>> BEGIN

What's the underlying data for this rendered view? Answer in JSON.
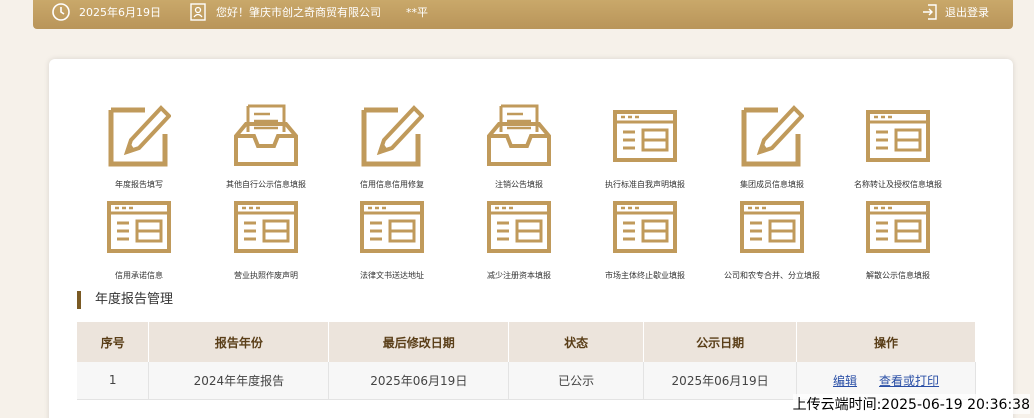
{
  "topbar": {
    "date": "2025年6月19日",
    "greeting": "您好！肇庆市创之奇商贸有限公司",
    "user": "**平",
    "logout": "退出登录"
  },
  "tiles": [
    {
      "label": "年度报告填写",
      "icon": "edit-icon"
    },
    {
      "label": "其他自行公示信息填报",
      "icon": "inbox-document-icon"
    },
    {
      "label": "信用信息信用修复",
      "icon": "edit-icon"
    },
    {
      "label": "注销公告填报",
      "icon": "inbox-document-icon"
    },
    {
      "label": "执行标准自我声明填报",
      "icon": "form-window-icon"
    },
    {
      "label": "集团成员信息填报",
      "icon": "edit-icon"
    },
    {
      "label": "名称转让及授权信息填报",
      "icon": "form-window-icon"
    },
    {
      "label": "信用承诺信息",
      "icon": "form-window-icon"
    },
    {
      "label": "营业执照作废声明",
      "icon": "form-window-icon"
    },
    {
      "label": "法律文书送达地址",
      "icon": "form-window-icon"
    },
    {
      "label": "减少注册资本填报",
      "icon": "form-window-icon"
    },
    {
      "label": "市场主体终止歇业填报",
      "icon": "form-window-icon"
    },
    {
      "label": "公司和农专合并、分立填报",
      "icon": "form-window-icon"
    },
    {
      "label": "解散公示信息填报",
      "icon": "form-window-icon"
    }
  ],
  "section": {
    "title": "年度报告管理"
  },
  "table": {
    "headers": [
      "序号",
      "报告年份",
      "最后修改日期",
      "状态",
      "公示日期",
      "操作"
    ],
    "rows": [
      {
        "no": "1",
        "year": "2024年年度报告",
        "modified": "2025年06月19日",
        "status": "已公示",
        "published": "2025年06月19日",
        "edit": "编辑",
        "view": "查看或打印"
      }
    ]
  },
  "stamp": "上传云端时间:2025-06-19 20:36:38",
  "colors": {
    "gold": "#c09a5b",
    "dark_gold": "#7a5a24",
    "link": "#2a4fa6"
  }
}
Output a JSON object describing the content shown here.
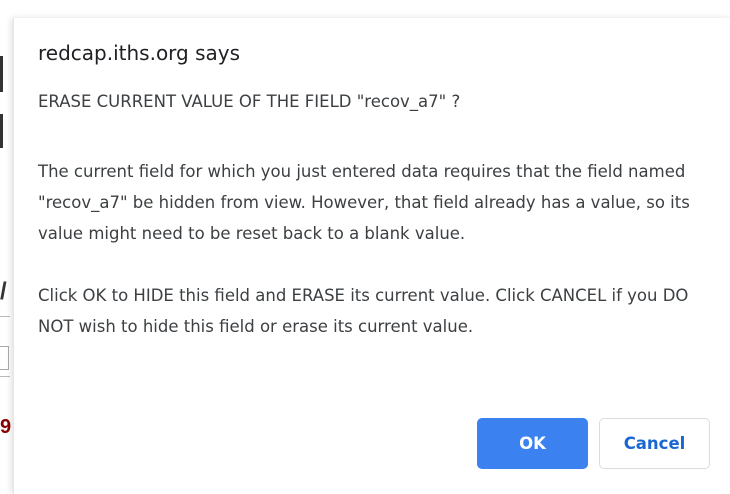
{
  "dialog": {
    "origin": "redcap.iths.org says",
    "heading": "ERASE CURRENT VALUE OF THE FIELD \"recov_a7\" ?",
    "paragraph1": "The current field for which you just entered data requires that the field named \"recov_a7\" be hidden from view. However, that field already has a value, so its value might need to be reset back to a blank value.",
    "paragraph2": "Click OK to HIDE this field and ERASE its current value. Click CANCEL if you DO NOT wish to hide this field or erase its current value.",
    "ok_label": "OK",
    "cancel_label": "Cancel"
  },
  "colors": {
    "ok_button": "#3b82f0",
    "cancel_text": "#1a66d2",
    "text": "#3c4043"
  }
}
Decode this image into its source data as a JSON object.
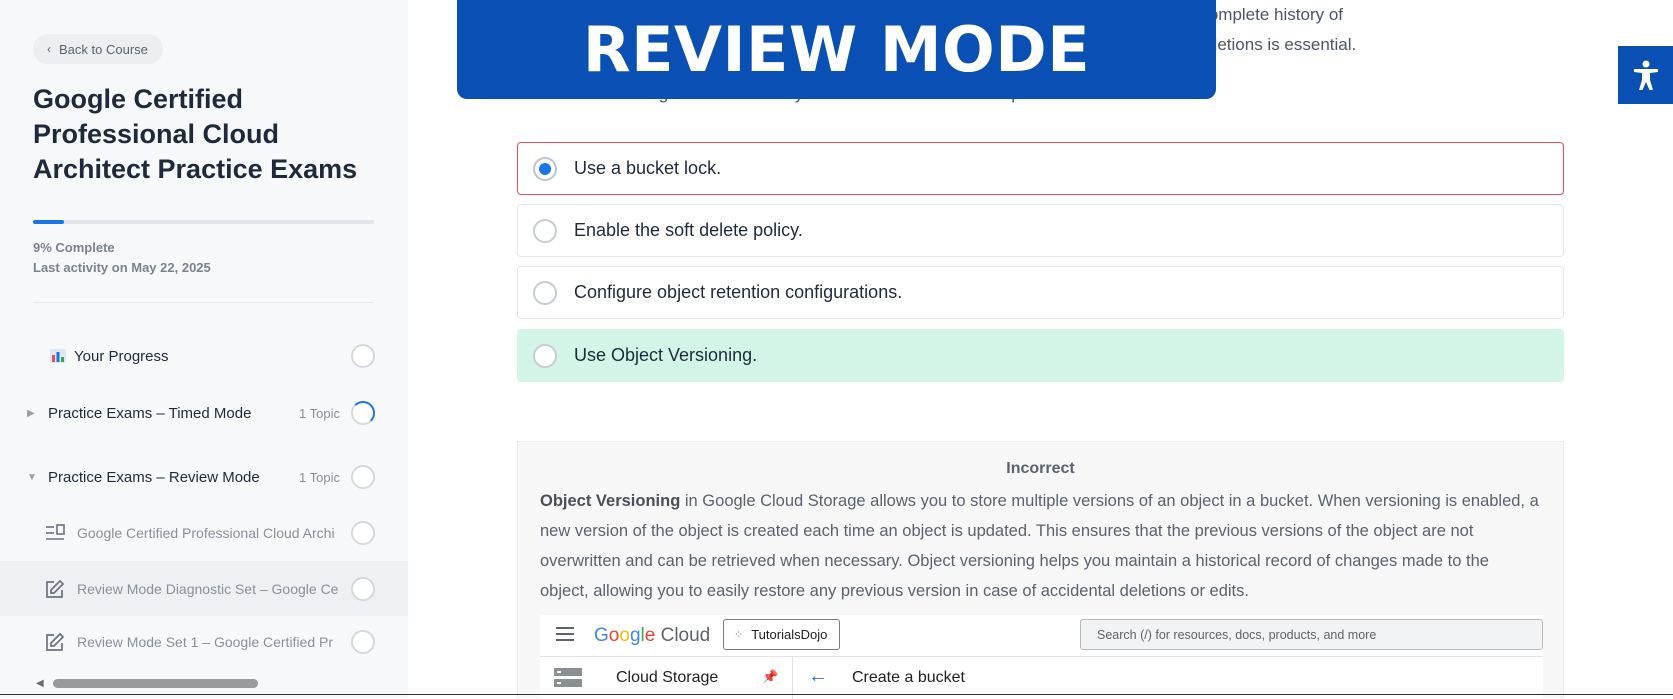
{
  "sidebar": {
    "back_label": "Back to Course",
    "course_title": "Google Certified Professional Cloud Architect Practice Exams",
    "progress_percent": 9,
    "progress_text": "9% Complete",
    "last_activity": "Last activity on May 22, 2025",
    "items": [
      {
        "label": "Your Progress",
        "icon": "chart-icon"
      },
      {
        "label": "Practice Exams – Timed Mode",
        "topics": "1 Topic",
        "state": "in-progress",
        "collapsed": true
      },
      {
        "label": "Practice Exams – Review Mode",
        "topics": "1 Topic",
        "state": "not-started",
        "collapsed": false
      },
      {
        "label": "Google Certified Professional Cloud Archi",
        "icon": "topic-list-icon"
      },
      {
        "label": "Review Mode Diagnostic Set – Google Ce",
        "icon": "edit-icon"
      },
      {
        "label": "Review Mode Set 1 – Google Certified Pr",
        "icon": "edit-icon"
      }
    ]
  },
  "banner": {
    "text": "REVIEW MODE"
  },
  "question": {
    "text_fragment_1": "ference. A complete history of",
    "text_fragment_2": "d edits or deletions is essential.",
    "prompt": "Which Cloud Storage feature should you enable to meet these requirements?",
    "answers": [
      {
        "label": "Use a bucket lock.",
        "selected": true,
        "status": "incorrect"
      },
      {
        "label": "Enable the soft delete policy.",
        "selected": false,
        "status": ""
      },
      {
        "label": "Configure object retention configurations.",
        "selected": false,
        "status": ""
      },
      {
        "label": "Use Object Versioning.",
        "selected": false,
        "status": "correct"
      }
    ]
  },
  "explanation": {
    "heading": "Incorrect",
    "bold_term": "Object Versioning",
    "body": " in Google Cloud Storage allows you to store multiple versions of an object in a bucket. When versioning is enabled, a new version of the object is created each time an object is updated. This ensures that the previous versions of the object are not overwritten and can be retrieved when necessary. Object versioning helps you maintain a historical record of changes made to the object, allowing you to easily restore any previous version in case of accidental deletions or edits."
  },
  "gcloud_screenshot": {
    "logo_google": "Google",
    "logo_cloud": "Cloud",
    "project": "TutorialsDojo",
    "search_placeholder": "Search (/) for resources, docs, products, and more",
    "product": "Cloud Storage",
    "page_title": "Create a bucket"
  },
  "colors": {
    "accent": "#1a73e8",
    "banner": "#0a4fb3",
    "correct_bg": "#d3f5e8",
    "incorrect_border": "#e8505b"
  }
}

>> END

### JOB
Read the entries and show each line that mentions "Exams".

### FULL ANSWER
    "course_title": "Google Certified Professional Cloud Architect Practice Exams",
        "label": "Practice Exams – Timed Mode",
        "label": "Practice Exams – Review Mode",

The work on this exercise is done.